Of all the lines in these entries, how many contain the string "operations"? Give only that count.

• Listed entries
####################

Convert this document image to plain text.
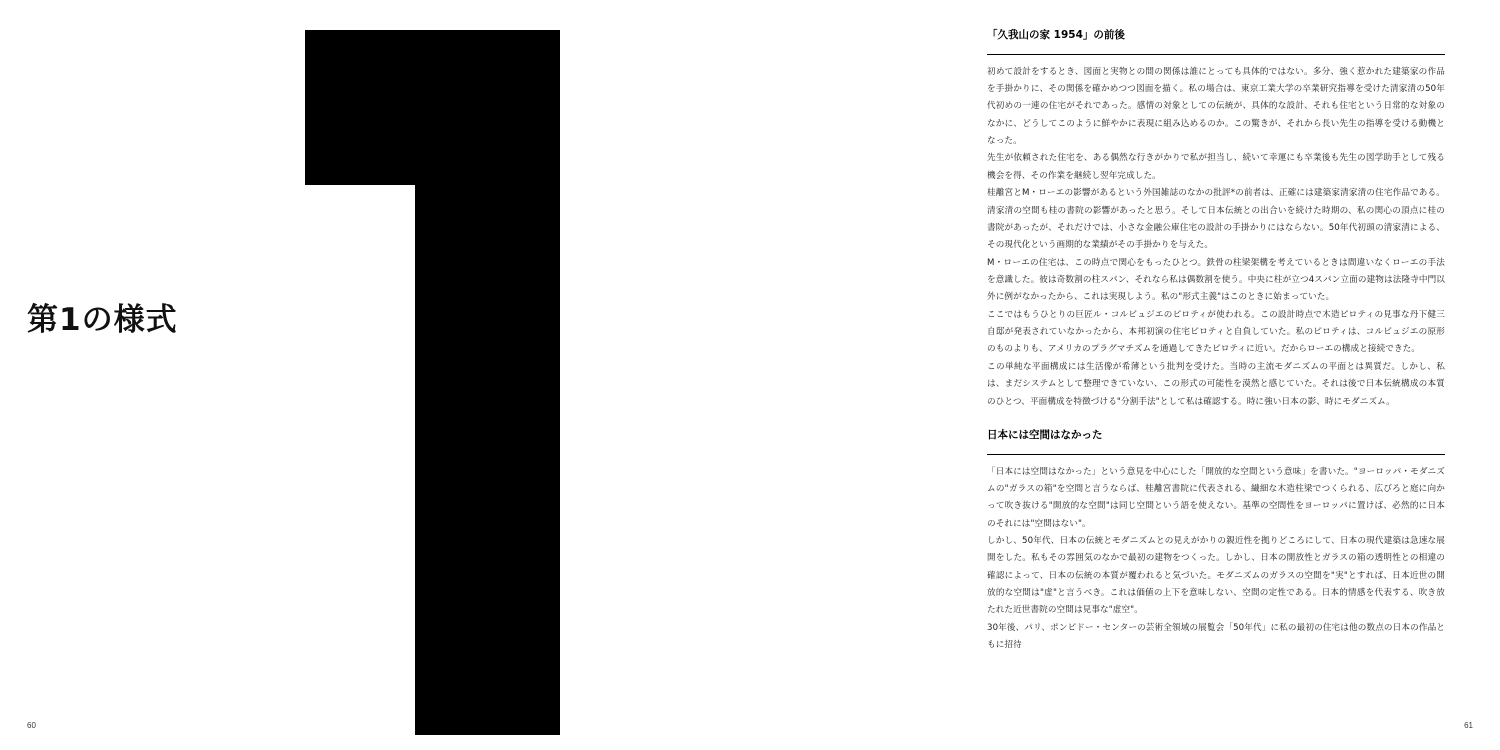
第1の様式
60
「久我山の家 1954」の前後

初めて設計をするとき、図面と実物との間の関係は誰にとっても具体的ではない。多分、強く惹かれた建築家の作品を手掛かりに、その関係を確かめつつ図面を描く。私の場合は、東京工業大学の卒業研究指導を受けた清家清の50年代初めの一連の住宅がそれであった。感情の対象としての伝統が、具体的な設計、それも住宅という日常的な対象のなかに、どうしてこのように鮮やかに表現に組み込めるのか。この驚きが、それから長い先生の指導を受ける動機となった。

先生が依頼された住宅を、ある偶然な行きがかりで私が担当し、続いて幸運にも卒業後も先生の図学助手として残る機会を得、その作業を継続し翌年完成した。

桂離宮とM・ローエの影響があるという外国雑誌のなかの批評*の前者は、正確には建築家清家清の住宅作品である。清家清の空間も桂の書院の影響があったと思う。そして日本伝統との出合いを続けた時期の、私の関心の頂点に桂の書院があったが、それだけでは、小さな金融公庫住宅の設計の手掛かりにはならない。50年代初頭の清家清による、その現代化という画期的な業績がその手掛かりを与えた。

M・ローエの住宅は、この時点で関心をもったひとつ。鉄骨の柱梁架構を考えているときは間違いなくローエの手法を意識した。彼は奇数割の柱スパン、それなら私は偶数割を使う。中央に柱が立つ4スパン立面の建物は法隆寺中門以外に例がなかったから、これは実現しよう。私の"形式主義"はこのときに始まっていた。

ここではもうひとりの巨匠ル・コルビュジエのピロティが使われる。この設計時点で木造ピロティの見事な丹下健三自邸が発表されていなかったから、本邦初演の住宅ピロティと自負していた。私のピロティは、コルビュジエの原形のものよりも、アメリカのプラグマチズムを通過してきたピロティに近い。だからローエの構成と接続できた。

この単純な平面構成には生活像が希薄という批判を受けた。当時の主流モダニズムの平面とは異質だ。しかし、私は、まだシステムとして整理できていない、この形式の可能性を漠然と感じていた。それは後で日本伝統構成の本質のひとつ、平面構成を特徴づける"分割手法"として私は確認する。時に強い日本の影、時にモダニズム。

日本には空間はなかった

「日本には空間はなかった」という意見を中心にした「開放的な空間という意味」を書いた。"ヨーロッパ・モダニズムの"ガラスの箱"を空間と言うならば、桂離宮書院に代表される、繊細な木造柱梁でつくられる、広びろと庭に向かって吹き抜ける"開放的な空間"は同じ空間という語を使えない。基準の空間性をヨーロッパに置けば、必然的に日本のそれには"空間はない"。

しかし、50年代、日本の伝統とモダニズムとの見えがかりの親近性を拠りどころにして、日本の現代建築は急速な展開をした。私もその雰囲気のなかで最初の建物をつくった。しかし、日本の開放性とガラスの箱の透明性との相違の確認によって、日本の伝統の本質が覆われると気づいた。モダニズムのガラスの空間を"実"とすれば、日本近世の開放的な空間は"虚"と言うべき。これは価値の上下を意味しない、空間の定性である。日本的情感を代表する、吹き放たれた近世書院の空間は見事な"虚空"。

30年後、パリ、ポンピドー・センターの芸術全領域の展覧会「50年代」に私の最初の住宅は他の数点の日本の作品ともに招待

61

####################

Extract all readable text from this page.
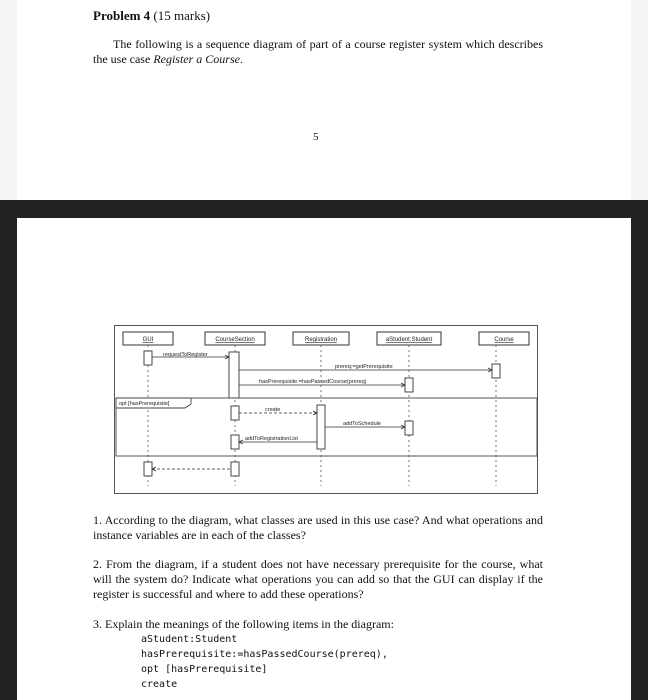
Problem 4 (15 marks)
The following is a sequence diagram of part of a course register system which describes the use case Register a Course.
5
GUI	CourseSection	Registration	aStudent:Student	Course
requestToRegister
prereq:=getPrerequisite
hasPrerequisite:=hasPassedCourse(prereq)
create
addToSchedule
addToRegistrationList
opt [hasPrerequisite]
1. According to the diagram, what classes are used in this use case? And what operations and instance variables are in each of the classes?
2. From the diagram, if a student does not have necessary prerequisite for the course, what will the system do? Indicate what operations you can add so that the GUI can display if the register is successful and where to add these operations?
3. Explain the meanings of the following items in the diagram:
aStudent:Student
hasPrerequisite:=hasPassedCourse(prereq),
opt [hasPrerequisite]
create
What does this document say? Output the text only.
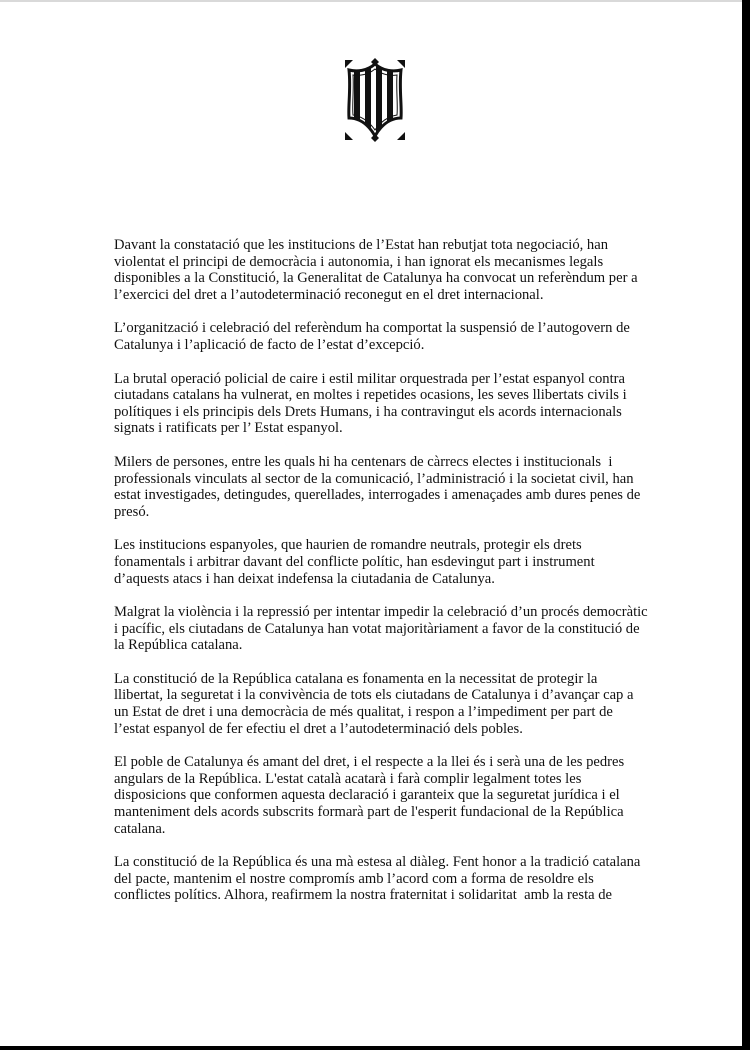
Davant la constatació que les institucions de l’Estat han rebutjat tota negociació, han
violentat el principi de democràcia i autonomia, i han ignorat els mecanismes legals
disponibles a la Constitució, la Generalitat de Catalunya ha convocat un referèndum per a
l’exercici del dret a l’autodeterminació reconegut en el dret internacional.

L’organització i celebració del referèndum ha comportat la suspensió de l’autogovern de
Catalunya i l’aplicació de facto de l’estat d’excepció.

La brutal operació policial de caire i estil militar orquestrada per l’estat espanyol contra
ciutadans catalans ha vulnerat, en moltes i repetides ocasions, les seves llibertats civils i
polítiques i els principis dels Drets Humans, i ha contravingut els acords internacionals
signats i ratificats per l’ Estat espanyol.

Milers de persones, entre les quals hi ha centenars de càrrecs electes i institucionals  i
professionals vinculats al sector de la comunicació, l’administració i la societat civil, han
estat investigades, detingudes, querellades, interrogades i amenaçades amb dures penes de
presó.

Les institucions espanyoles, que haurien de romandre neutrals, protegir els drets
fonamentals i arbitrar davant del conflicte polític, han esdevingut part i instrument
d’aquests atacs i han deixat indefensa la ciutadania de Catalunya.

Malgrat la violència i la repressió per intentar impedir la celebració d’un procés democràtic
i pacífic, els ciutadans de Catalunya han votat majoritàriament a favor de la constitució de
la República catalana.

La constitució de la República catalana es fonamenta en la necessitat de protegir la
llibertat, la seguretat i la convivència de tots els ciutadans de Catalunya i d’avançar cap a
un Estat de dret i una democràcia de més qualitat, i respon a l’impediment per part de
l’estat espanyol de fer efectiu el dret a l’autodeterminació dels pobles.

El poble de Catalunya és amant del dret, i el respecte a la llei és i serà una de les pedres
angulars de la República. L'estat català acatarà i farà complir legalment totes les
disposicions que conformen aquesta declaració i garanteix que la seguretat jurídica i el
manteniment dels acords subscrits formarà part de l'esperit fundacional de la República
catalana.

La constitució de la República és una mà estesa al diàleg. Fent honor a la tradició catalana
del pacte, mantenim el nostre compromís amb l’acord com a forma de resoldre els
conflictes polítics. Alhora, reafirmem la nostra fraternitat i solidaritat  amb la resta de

####################

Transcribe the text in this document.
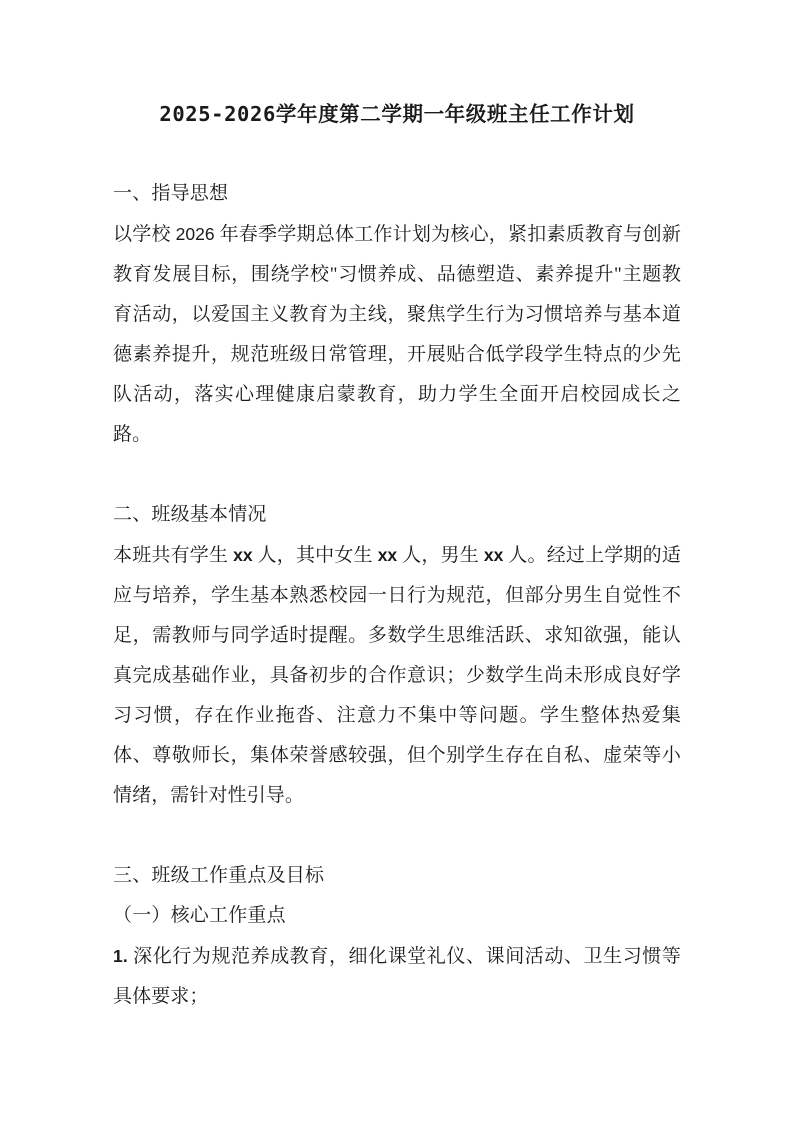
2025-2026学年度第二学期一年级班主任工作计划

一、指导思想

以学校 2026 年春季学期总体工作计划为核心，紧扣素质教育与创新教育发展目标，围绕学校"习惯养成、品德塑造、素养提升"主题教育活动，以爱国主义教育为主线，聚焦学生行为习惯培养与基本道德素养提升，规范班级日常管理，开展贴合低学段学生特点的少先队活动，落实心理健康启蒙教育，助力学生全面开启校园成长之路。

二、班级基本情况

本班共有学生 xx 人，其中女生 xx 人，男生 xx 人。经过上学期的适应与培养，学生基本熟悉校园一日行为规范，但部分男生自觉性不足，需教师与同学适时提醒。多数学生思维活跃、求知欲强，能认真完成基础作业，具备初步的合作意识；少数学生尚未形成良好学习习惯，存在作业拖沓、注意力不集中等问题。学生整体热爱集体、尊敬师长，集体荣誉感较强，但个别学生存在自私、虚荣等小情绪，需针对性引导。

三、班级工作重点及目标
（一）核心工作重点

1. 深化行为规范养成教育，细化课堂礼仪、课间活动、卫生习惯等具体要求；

####################

• The result
2